> **REQUIRED WORK**
Will you output the entries below exactly, skipping every image they contain?
>> start
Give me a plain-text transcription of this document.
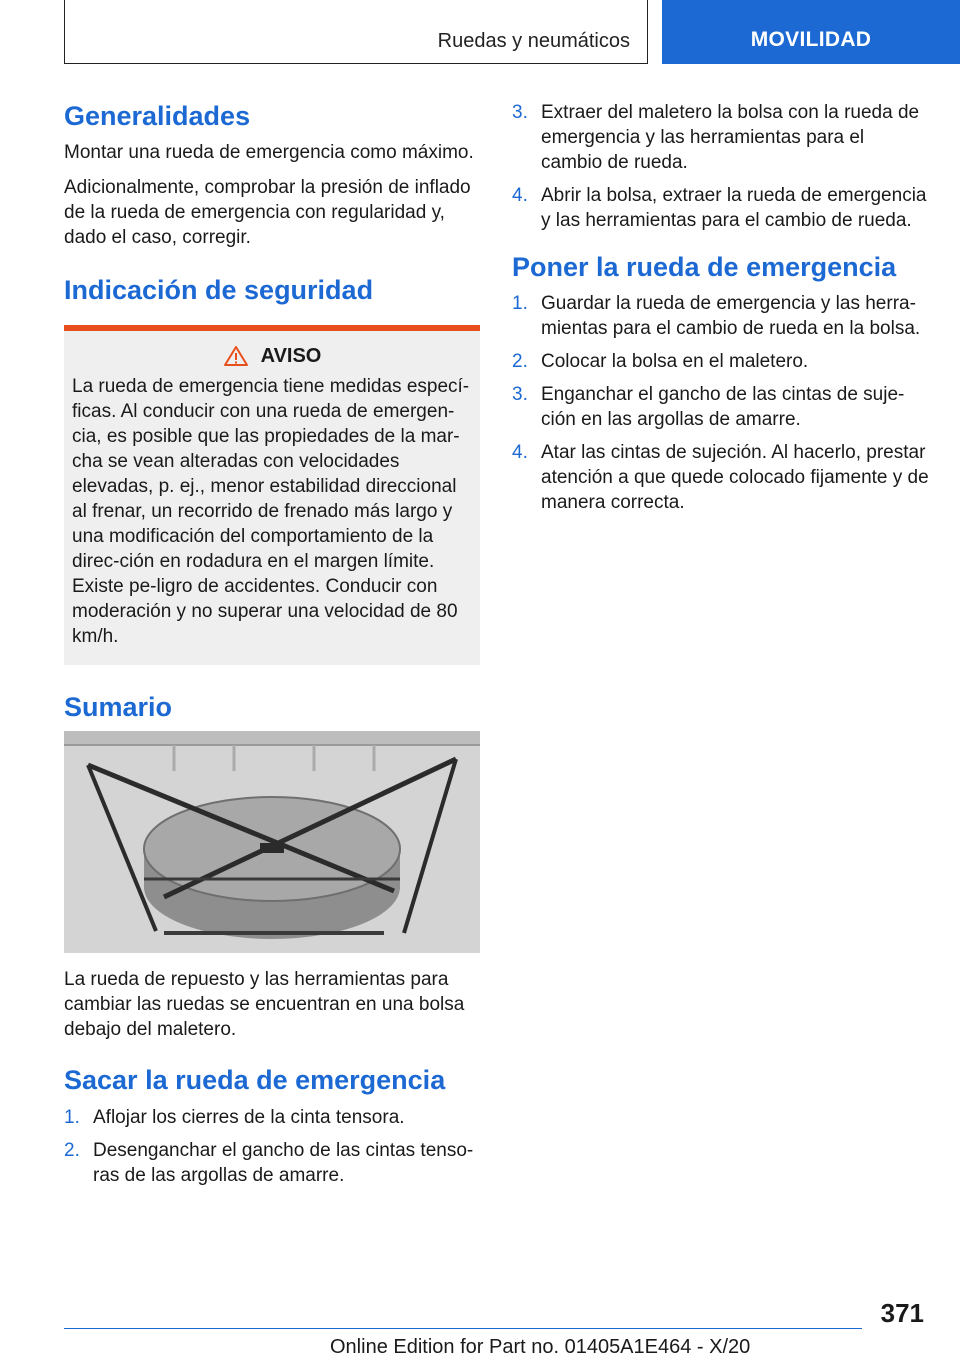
Ruedas y neumáticos	MOVILIDAD
Generalidades

Montar una rueda de emergencia como máximo.

Adicionalmente, comprobar la presión de inflado de la rueda de emergencia con regularidad y, dado el caso, corregir.

Indicación de seguridad
AVISO

La rueda de emergencia tiene medidas especí-ficas. Al conducir con una rueda de emergen-cia, es posible que las propiedades de la mar-cha se vean alteradas con velocidades elevadas, p. ej., menor estabilidad direccional al frenar, un recorrido de frenado más largo y una modificación del comportamiento de la direc-ción en rodadura en el margen límite. Existe pe-ligro de accidentes. Conducir con moderación y no superar una velocidad de 80 km/h.

Sumario

La rueda de repuesto y las herramientas para cambiar las ruedas se encuentran en una bolsa debajo del maletero.

Sacar la rueda de emergencia
1. Aflojar los cierres de la cinta tensora.
2. Desenganchar el gancho de las cintas tenso-ras de las argollas de amarre.
3. Extraer del maletero la bolsa con la rueda de emergencia y las herramientas para el cambio de rueda.
4. Abrir la bolsa, extraer la rueda de emergencia y las herramientas para el cambio de rueda.
Poner la rueda de emergencia
1. Guardar la rueda de emergencia y las herra-mientas para el cambio de rueda en la bolsa.
2. Colocar la bolsa en el maletero.
3. Enganchar el gancho de las cintas de suje-ción en las argollas de amarre.
4. Atar las cintas de sujeción. Al hacerlo, prestar atención a que quede colocado fijamente y de manera correcta.
371
Online Edition for Part no. 01405A1E464 - X/20
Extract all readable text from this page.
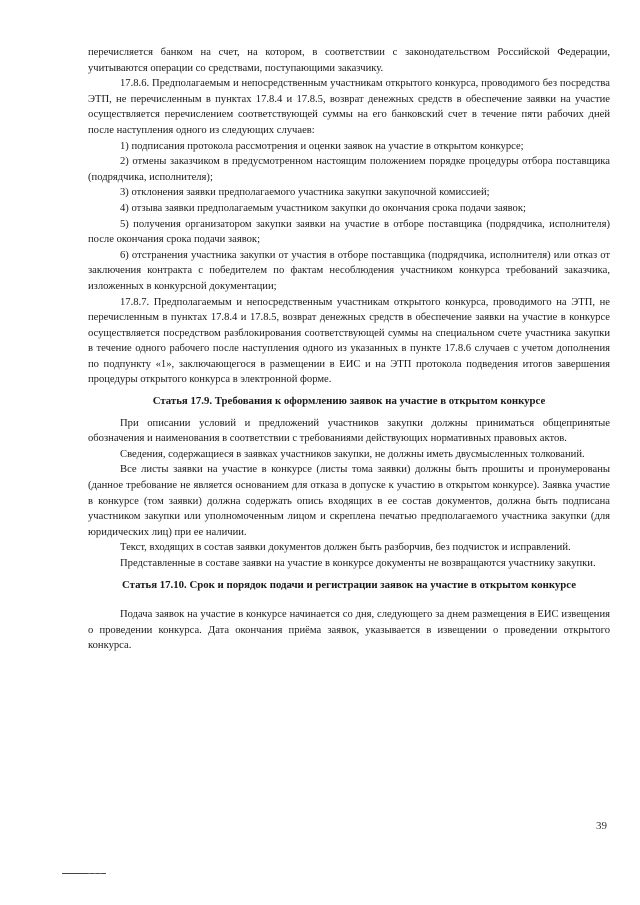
перечисляется банком на счет, на котором, в соответствии с законодательством Российской Федерации, учитываются операции со средствами, поступающими заказчику.

17.8.6. Предполагаемым и непосредственным участникам открытого конкурса, проводимого без посредства ЭТП, не перечисленным в пунктах 17.8.4 и 17.8.5, возврат денежных средств в обеспечение заявки на участие осуществляется перечислением соответствующей суммы на его банковский счет в течение пяти рабочих дней после наступления одного из следующих случаев:

1) подписания протокола рассмотрения и оценки заявок на участие в открытом конкурсе;

2) отмены заказчиком в предусмотренном настоящим положением порядке процедуры отбора поставщика (подрядчика, исполнителя);

3) отклонения заявки предполагаемого участника закупки закупочной комиссией;

4) отзыва заявки предполагаемым участником закупки до окончания срока подачи заявок;

5) получения организатором закупки заявки на участие в отборе поставщика (подрядчика, исполнителя) после окончания срока подачи заявок;

6) отстранения участника закупки от участия в отборе поставщика (подрядчика, исполнителя) или отказ от заключения контракта с победителем по фактам несоблюдения участником конкурса требований заказчика, изложенных в конкурсной документации;

17.8.7. Предполагаемым и непосредственным участникам открытого конкурса, проводимого на ЭТП, не перечисленным в пунктах 17.8.4 и 17.8.5, возврат денежных средств в обеспечение заявки на участие в конкурсе осуществляется посредством разблокирования соответствующей суммы на специальном счете участника закупки в течение одного рабочего после наступления одного из указанных в пункте 17.8.6 случаев с учетом дополнения по подпункту «1», заключающегося в размещении в ЕИС и на ЭТП протокола подведения итогов завершения процедуры открытого конкурса в электронной форме.

Статья 17.9. Требования к оформлению заявок на участие в открытом конкурсе

При описании условий и предложений участников закупки должны приниматься общепринятые обозначения и наименования в соответствии с требованиями действующих нормативных правовых актов.

Сведения, содержащиеся в заявках участников закупки, не должны иметь двусмысленных толкований.

Все листы заявки на участие в конкурсе (листы тома заявки) должны быть прошиты и пронумерованы (данное требование не является основанием для отказа в допуске к участию в открытом конкурсе). Заявка участие в конкурсе (том заявки) должна содержать опись входящих в ее состав документов, должна быть подписана участником закупки или уполномоченным лицом и скреплена печатью предполагаемого участника закупки (для юридических лиц) при ее наличии.

Текст, входящих в состав заявки документов должен быть разборчив, без подчисток и исправлений.

Представленные в составе заявки на участие в конкурсе документы не возвращаются участнику закупки.

Статья 17.10. Срок и порядок подачи и регистрации заявок на участие в открытом конкурсе

Подача заявок на участие в конкурсе начинается со дня, следующего за днем размещения в ЕИС извещения о проведении конкурса. Дата окончания приёма заявок, указывается в извещении о проведении открытого конкурса.

39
>> end
> **FINAL RESULT**
Give me a plain-text transcription of this document.
Ruedas y neumáticos	MOVILIDAD
Generalidades

Montar una rueda de emergencia como máximo.

Adicionalmente, comprobar la presión de inflado de la rueda de emergencia con regularidad y, dado el caso, corregir.

Indicación de seguridad
AVISO

La rueda de emergencia tiene medidas especí-ficas. Al conducir con una rueda de emergen-cia, es posible que las propiedades de la mar-cha se vean alteradas con velocidades elevadas, p. ej., menor estabilidad direccional al frenar, un recorrido de frenado más largo y una modificación del comportamiento de la direc-ción en rodadura en el margen límite. Existe pe-ligro de accidentes. Conducir con moderación y no superar una velocidad de 80 km/h.

Sumario

La rueda de repuesto y las herramientas para cambiar las ruedas se encuentran en una bolsa debajo del maletero.

Sacar la rueda de emergencia
1. Aflojar los cierres de la cinta tensora.
2. Desenganchar el gancho de las cintas tenso-ras de las argollas de amarre.
3. Extraer del maletero la bolsa con la rueda de emergencia y las herramientas para el cambio de rueda.
4. Abrir la bolsa, extraer la rueda de emergencia y las herramientas para el cambio de rueda.
Poner la rueda de emergencia
1. Guardar la rueda de emergencia y las herra-mientas para el cambio de rueda en la bolsa.
2. Colocar la bolsa en el maletero.
3. Enganchar el gancho de las cintas de suje-ción en las argollas de amarre.
4. Atar las cintas de sujeción. Al hacerlo, prestar atención a que quede colocado fijamente y de manera correcta.
371
Online Edition for Part no. 01405A1E464 - X/20
Extract all readable text from this page.
перечисляется банком на счет, на котором, в соответствии с законодательством Российской Федерации, учитываются операции со средствами, поступающими заказчику.

17.8.6. Предполагаемым и непосредственным участникам открытого конкурса, проводимого без посредства ЭТП, не перечисленным в пунктах 17.8.4 и 17.8.5, возврат денежных средств в обеспечение заявки на участие осуществляется перечислением соответствующей суммы на его банковский счет в течение пяти рабочих дней после наступления одного из следующих случаев:

1) подписания протокола рассмотрения и оценки заявок на участие в открытом конкурсе;

2) отмены заказчиком в предусмотренном настоящим положением порядке процедуры отбора поставщика (подрядчика, исполнителя);

3) отклонения заявки предполагаемого участника закупки закупочной комиссией;

4) отзыва заявки предполагаемым участником закупки до окончания срока подачи заявок;

5) получения организатором закупки заявки на участие в отборе поставщика (подрядчика, исполнителя) после окончания срока подачи заявок;

6) отстранения участника закупки от участия в отборе поставщика (подрядчика, исполнителя) или отказ от заключения контракта с победителем по фактам несоблюдения участником конкурса требований заказчика, изложенных в конкурсной документации;

17.8.7. Предполагаемым и непосредственным участникам открытого конкурса, проводимого на ЭТП, не перечисленным в пунктах 17.8.4 и 17.8.5, возврат денежных средств в обеспечение заявки на участие в конкурсе осуществляется посредством разблокирования соответствующей суммы на специальном счете участника закупки в течение одного рабочего после наступления одного из указанных в пункте 17.8.6 случаев с учетом дополнения по подпункту «1», заключающегося в размещении в ЕИС и на ЭТП протокола подведения итогов завершения процедуры открытого конкурса в электронной форме.

Статья 17.9. Требования к оформлению заявок на участие в открытом конкурсе

При описании условий и предложений участников закупки должны приниматься общепринятые обозначения и наименования в соответствии с требованиями действующих нормативных правовых актов.

Сведения, содержащиеся в заявках участников закупки, не должны иметь двусмысленных толкований.

Все листы заявки на участие в конкурсе (листы тома заявки) должны быть прошиты и пронумерованы (данное требование не является основанием для отказа в допуске к участию в открытом конкурсе). Заявка участие в конкурсе (том заявки) должна содержать опись входящих в ее состав документов, должна быть подписана участником закупки или уполномоченным лицом и скреплена печатью предполагаемого участника закупки (для юридических лиц) при ее наличии.

Текст, входящих в состав заявки документов должен быть разборчив, без подчисток и исправлений.

Представленные в составе заявки на участие в конкурсе документы не возвращаются участнику закупки.

Статья 17.10. Срок и порядок подачи и регистрации заявок на участие в открытом конкурсе

Подача заявок на участие в конкурсе начинается со дня, следующего за днем размещения в ЕИС извещения о проведении конкурса. Дата окончания приёма заявок, указывается в извещении о проведении открытого конкурса.

39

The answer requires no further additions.